## Supplied material
--- --- ---

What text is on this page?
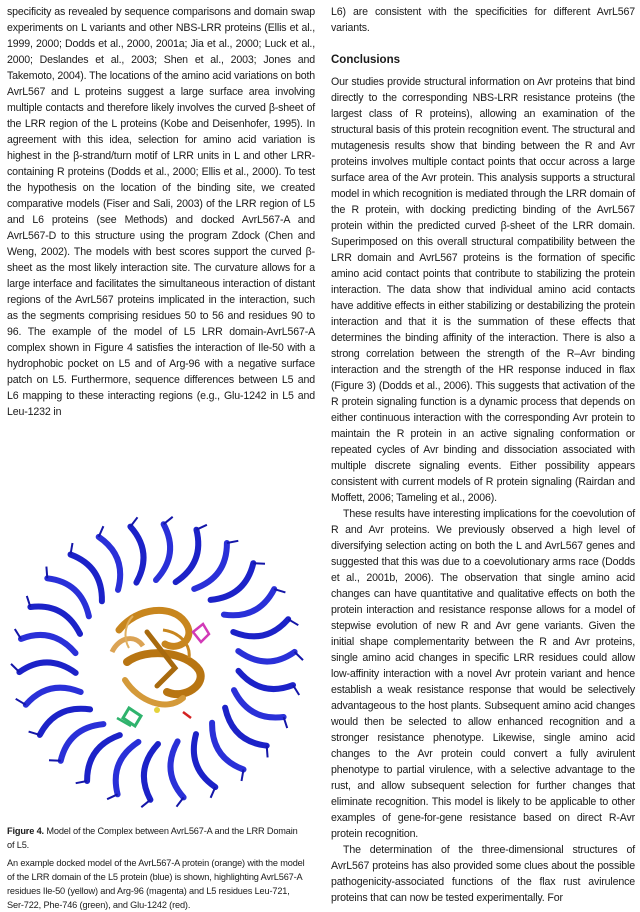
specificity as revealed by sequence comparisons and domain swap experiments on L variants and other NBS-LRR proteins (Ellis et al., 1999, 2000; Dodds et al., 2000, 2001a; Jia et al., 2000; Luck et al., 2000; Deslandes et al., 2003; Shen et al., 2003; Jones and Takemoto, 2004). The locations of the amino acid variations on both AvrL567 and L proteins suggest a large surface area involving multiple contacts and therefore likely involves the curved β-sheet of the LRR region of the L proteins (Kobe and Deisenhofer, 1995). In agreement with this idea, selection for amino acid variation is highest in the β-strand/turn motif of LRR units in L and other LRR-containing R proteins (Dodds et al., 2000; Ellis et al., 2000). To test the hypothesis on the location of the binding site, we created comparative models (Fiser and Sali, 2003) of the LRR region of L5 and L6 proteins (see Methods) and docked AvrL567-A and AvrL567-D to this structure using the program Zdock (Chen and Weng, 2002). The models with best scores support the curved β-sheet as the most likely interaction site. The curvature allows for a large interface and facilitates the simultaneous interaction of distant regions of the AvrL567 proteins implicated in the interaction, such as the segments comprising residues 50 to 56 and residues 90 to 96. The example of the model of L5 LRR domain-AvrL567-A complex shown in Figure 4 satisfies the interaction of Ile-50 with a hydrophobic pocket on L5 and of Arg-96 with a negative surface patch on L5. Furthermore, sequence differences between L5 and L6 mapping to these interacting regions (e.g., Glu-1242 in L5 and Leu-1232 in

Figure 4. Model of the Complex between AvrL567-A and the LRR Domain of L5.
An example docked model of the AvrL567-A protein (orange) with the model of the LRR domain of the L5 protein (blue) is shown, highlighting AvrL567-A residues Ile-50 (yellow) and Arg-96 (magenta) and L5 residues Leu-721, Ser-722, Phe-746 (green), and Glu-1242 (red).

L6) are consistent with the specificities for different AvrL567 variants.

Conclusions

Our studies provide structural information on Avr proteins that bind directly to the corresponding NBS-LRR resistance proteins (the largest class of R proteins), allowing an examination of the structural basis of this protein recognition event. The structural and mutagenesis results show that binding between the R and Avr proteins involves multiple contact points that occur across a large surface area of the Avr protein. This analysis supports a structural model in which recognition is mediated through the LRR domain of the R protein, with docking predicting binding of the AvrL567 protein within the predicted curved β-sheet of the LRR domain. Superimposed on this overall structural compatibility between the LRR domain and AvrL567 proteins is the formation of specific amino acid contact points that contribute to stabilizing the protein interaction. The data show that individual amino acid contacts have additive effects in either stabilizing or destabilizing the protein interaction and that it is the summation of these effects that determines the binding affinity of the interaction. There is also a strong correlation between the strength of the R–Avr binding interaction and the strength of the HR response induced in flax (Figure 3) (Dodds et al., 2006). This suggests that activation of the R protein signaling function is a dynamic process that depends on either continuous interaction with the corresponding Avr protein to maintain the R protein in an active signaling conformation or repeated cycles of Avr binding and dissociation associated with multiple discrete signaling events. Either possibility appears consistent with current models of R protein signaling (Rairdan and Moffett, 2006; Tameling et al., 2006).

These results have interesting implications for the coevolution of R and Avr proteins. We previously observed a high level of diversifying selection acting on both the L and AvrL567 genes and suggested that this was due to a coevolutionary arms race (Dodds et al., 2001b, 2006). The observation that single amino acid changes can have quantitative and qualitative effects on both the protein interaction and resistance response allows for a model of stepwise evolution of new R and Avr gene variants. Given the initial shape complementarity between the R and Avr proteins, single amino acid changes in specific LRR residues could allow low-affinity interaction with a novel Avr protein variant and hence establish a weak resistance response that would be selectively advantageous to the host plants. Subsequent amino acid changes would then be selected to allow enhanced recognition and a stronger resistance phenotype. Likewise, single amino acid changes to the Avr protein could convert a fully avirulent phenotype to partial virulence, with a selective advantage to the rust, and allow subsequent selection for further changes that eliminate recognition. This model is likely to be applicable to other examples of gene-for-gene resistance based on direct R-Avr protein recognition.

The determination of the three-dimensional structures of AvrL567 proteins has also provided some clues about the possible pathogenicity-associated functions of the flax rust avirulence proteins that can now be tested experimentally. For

--- --- ---

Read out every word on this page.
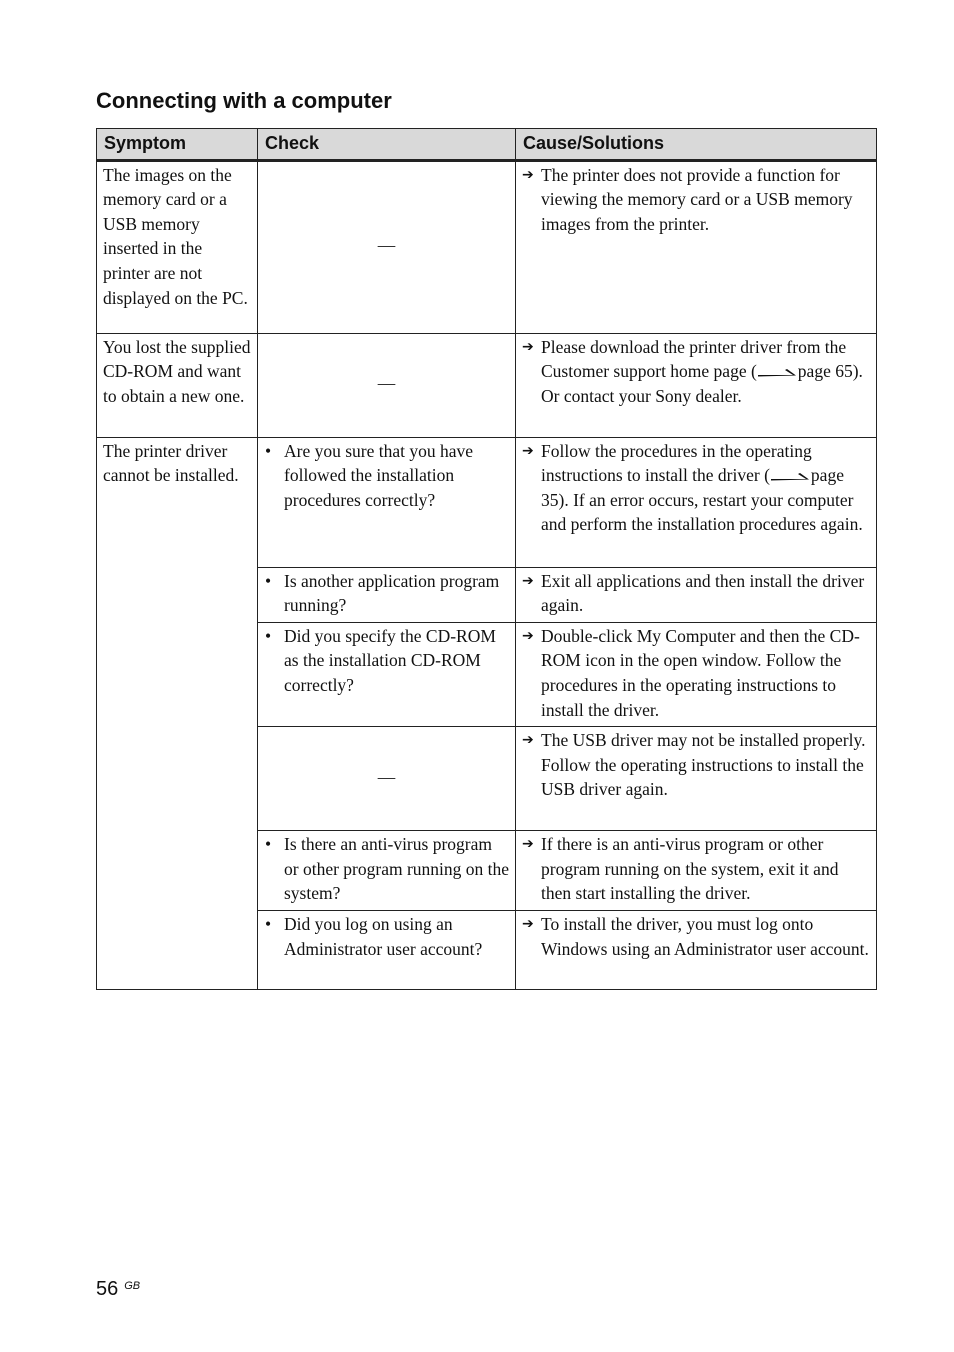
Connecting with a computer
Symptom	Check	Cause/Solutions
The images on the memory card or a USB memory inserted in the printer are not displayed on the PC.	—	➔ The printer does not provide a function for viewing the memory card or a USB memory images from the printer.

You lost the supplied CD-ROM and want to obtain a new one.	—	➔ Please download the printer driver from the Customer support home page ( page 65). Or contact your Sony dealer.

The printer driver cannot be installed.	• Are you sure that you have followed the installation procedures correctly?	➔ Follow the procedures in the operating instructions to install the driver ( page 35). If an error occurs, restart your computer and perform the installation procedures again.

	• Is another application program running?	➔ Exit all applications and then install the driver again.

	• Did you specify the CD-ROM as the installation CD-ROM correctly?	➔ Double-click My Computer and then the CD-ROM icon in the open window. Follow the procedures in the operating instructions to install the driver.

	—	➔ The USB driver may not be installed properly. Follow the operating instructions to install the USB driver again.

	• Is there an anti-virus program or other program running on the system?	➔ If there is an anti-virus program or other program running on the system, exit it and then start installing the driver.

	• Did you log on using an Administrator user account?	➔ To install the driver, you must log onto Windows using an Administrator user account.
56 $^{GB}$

--- --- ---

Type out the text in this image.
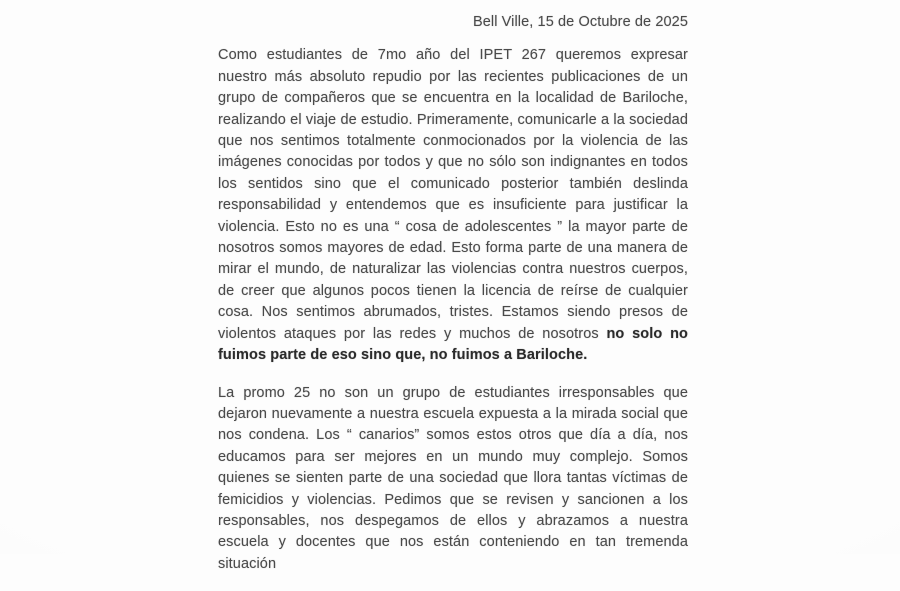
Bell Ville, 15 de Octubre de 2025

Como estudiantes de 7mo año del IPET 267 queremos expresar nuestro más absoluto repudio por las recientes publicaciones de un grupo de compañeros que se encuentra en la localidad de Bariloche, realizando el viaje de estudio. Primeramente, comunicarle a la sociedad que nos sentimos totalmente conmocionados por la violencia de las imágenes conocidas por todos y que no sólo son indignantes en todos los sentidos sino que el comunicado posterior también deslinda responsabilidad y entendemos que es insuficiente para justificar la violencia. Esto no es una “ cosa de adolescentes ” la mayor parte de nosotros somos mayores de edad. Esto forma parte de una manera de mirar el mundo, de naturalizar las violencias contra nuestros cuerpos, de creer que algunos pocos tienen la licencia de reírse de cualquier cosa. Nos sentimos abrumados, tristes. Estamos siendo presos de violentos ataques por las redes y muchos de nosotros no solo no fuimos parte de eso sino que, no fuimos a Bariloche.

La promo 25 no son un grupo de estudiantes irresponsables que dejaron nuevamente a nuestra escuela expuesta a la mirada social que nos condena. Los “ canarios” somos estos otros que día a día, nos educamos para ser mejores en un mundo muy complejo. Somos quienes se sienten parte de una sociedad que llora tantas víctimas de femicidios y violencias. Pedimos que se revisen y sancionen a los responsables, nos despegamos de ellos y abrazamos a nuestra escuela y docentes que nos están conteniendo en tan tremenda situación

--- --- ---

## How to complete this task
Find all lines in the records that hold the word "text". Copy them.

## Written answer
What text is on this page?
Type out the text in this image.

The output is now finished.